| WHAT YOU WILL DO |
Go through the records and show each line where the word "noise" occurs.

| GIVEN RECORDS |

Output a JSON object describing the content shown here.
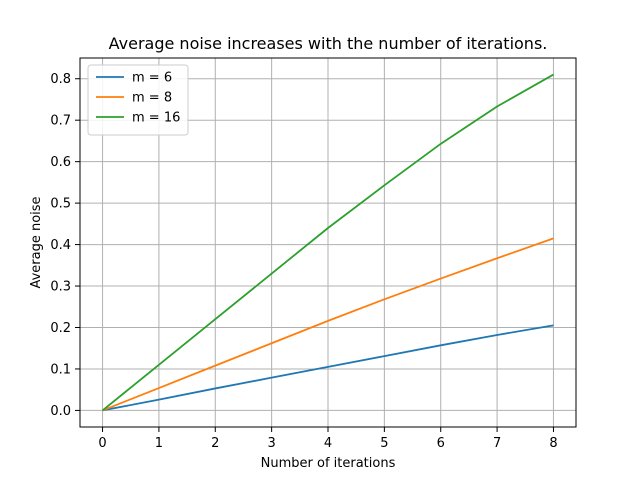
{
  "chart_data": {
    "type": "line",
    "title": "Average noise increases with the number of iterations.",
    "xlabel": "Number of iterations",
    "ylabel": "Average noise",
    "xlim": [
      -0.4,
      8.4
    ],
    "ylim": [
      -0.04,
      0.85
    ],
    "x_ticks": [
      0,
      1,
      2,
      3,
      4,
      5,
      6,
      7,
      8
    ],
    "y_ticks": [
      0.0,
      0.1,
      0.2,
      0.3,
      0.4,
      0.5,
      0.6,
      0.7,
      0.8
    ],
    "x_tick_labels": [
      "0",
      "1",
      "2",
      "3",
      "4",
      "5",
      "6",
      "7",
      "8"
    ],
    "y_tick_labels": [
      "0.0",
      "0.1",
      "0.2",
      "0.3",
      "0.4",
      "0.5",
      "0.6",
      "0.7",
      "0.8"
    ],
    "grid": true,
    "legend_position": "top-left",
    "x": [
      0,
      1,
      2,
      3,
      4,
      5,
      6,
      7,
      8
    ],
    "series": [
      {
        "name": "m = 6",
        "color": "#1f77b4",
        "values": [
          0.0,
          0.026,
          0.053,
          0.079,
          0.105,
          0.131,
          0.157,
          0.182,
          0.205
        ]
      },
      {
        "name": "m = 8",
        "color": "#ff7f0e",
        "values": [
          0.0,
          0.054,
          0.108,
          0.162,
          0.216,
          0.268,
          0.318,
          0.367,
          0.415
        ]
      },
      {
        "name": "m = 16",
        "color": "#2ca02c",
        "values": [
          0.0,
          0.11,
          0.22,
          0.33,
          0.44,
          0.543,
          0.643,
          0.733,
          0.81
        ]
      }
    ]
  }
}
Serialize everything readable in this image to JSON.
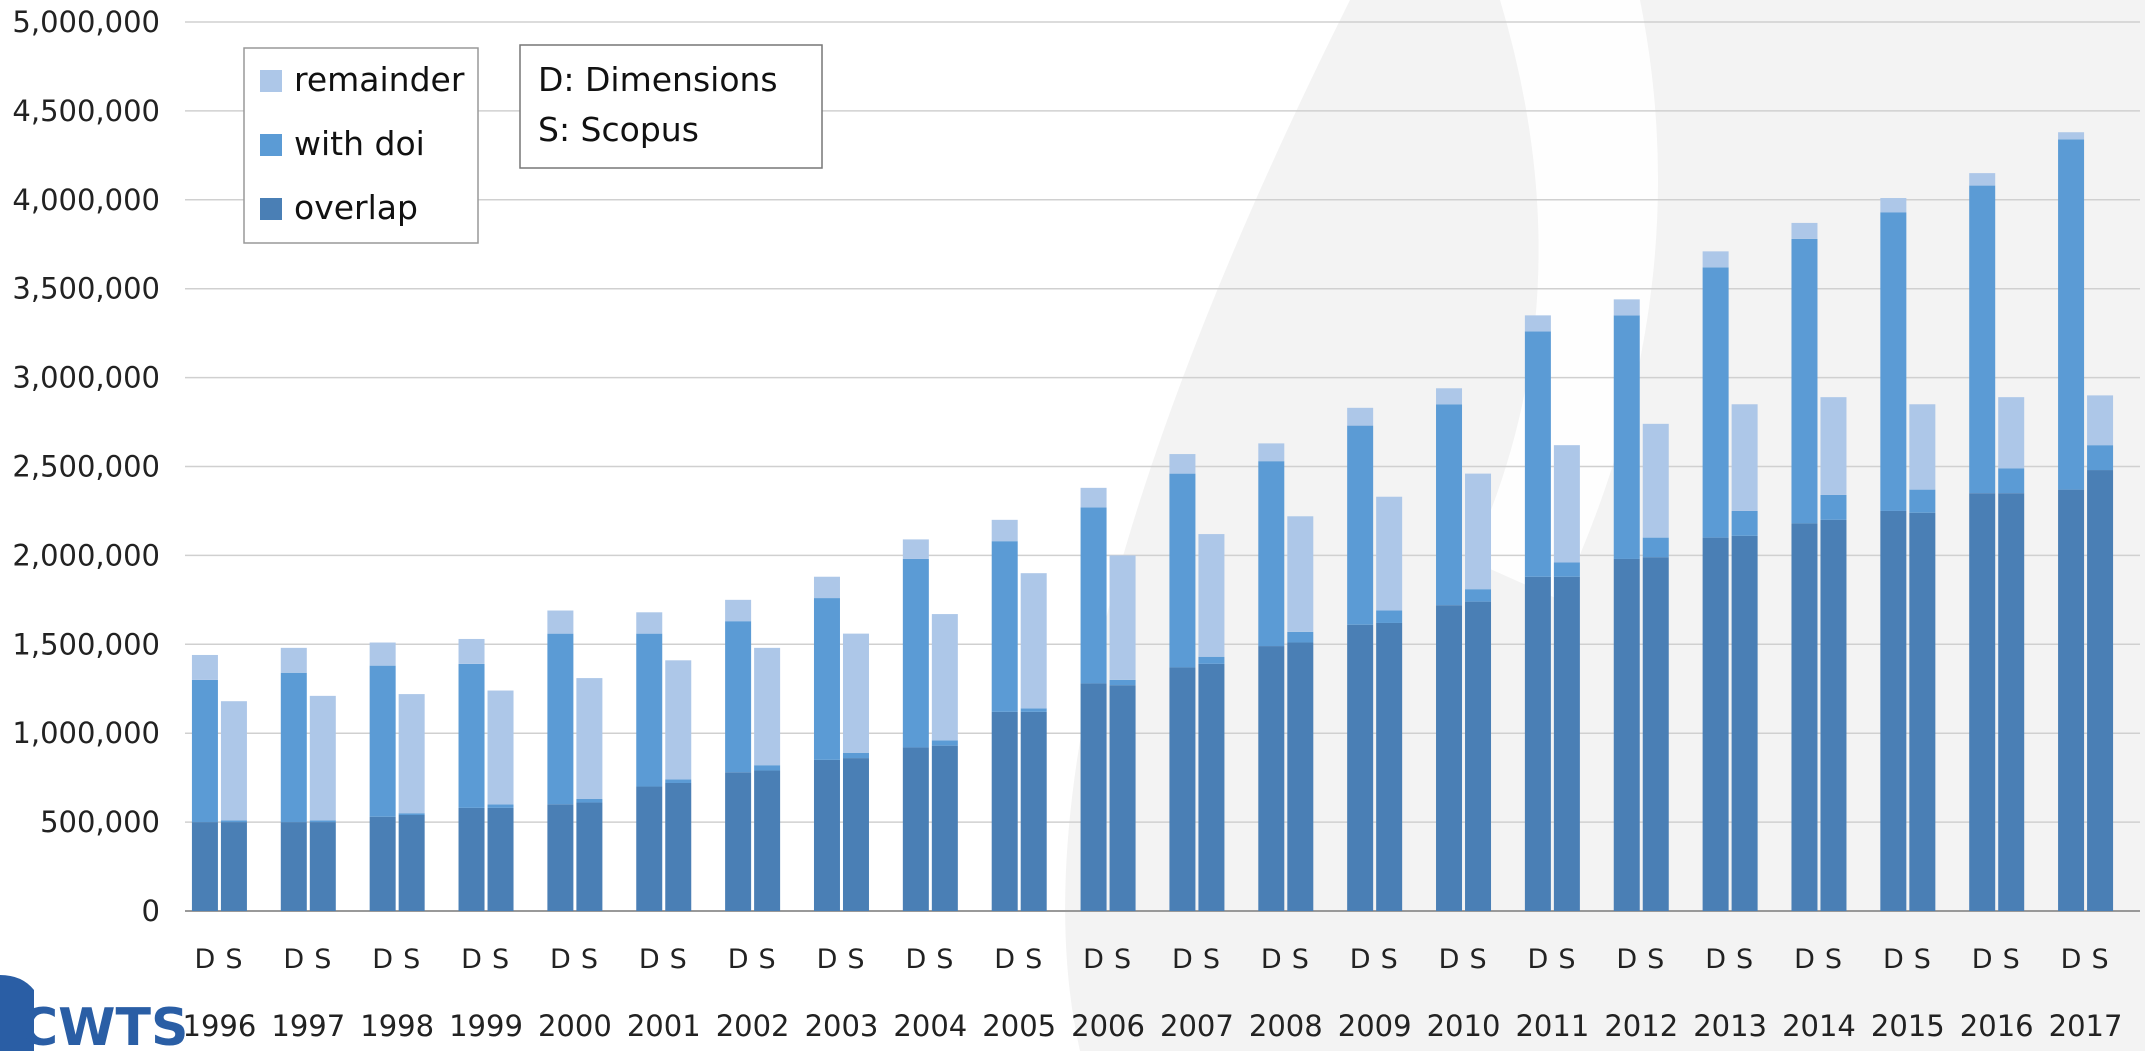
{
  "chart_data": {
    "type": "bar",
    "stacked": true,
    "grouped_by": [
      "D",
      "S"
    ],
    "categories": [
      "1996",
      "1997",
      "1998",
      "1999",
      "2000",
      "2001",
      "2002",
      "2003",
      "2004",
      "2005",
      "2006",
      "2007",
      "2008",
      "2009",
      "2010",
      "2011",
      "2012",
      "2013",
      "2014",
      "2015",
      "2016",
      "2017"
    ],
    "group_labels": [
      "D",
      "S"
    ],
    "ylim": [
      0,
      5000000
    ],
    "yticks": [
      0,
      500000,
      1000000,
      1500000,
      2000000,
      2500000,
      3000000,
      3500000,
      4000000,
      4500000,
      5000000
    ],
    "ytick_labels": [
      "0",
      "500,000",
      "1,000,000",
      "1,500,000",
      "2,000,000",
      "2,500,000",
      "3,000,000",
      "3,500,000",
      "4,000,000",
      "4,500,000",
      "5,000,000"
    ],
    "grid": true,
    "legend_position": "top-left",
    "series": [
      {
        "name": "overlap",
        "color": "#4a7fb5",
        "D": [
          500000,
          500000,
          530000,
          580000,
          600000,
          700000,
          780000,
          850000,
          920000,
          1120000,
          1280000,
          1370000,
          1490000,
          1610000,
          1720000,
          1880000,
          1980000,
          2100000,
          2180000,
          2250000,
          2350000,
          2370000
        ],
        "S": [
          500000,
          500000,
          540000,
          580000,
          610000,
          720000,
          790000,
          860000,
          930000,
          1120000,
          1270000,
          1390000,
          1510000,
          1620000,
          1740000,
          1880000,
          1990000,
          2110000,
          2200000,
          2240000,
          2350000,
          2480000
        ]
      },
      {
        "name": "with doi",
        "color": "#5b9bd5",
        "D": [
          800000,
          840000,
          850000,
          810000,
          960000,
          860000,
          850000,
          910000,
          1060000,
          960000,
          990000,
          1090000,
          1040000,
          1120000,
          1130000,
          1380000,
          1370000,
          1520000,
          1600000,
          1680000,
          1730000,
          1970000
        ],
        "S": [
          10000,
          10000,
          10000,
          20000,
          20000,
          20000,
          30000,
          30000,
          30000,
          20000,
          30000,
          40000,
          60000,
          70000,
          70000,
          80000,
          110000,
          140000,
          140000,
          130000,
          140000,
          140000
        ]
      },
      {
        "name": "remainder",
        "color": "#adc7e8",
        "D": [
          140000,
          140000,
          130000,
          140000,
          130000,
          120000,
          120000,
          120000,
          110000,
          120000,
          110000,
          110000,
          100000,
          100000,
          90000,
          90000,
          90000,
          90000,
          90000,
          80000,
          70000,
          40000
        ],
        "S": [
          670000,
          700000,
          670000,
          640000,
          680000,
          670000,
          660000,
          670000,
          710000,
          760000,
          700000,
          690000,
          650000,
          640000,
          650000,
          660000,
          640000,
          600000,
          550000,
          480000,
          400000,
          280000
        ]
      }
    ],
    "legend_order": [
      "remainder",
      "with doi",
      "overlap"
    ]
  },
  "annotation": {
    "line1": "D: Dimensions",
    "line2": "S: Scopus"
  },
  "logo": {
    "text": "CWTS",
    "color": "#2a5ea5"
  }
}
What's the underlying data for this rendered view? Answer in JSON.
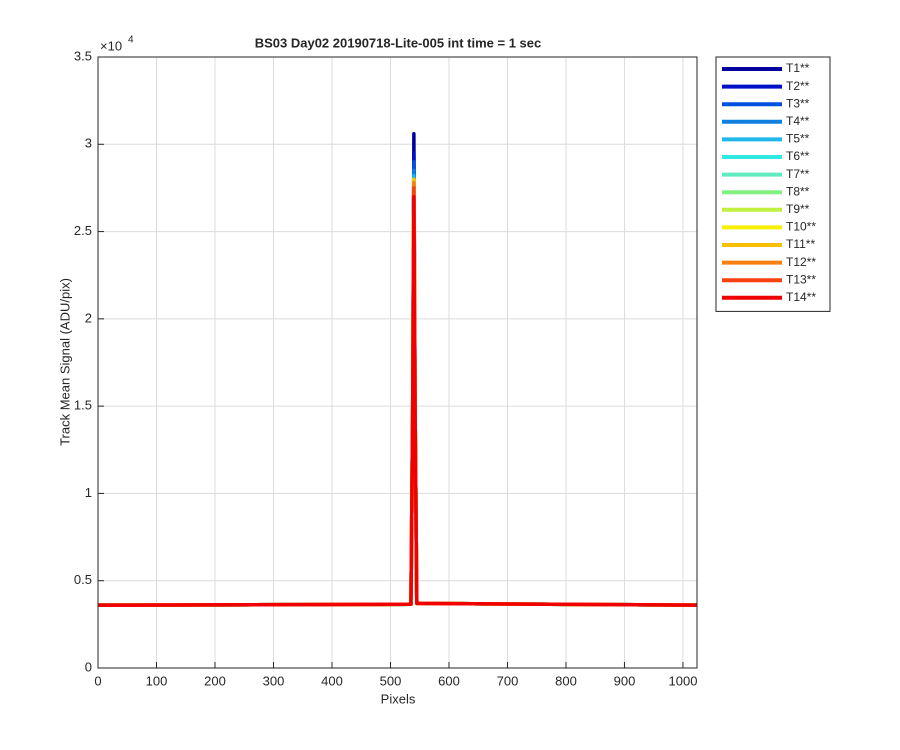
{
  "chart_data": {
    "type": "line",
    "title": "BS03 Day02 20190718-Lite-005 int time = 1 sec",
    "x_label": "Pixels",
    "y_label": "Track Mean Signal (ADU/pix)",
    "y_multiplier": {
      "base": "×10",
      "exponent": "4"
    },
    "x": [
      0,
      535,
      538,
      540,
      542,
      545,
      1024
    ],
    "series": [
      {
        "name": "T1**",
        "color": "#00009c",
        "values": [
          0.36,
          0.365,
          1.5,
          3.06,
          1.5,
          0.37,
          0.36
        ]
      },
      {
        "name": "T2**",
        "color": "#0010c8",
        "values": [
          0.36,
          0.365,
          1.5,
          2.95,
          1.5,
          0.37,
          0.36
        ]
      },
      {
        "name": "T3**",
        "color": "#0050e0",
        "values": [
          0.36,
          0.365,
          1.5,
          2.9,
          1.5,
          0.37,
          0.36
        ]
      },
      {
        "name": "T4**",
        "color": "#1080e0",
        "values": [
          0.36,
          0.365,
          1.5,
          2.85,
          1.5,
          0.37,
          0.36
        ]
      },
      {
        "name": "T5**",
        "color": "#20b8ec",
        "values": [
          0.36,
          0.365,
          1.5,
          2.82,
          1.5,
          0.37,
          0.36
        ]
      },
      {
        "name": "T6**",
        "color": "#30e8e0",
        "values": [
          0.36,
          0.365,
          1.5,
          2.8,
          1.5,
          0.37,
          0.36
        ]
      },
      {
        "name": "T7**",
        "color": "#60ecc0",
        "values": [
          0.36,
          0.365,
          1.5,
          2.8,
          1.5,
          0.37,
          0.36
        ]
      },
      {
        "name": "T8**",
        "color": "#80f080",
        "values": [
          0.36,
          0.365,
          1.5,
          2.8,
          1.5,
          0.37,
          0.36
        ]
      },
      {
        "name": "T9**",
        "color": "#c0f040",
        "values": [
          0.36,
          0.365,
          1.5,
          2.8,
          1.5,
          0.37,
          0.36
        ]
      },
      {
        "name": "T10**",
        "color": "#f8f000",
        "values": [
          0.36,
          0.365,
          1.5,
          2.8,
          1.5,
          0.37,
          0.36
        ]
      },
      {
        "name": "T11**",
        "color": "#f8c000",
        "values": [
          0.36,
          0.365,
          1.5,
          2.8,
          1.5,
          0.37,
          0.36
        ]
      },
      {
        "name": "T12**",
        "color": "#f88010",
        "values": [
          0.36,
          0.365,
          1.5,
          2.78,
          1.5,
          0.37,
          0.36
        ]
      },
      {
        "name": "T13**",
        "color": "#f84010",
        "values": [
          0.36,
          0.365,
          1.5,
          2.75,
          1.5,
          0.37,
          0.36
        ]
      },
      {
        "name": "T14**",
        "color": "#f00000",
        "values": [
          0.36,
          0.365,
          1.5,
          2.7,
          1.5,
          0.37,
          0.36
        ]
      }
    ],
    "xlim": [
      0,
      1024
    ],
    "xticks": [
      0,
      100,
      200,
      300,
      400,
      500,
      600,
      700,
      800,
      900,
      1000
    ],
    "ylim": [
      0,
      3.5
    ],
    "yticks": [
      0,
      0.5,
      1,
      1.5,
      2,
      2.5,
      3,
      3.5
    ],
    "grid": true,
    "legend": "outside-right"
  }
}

| THE OUTPUT |
    "title": "Average noise increases with the number of iterations.",
    "ylabel": "Average noise",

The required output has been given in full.